- **Rows**:

>> START

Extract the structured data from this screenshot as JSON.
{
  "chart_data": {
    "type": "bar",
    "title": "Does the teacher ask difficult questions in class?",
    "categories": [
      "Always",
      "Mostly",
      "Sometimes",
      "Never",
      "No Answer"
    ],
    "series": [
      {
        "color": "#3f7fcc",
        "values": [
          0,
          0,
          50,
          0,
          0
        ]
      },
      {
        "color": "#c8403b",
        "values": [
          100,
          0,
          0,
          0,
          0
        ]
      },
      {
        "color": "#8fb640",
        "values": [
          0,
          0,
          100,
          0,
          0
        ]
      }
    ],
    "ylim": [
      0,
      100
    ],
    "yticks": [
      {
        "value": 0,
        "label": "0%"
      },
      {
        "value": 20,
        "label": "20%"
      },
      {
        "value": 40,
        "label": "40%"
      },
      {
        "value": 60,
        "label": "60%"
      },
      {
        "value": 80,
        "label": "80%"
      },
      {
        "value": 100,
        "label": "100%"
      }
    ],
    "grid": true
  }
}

>> END

- **To do**: Every line of the records above needs to be given again exactly.

- **Reply**:
Extract the structured data from this screenshot as JSON.
{
  "chart_data": {
    "type": "bar",
    "title": "Does the teacher ask difficult questions in class?",
    "categories": [
      "Always",
      "Mostly",
      "Sometimes",
      "Never",
      "No Answer"
    ],
    "series": [
      {
        "color": "#3f7fcc",
        "values": [
          0,
          0,
          50,
          0,
          0
        ]
      },
      {
        "color": "#c8403b",
        "values": [
          100,
          0,
          0,
          0,
          0
        ]
      },
      {
        "color": "#8fb640",
        "values": [
          0,
          0,
          100,
          0,
          0
        ]
      }
    ],
    "ylim": [
      0,
      100
    ],
    "yticks": [
      {
        "value": 0,
        "label": "0%"
      },
      {
        "value": 20,
        "label": "20%"
      },
      {
        "value": 40,
        "label": "40%"
      },
      {
        "value": 60,
        "label": "60%"
      },
      {
        "value": 80,
        "label": "80%"
      },
      {
        "value": 100,
        "label": "100%"
      }
    ],
    "grid": true
  }
}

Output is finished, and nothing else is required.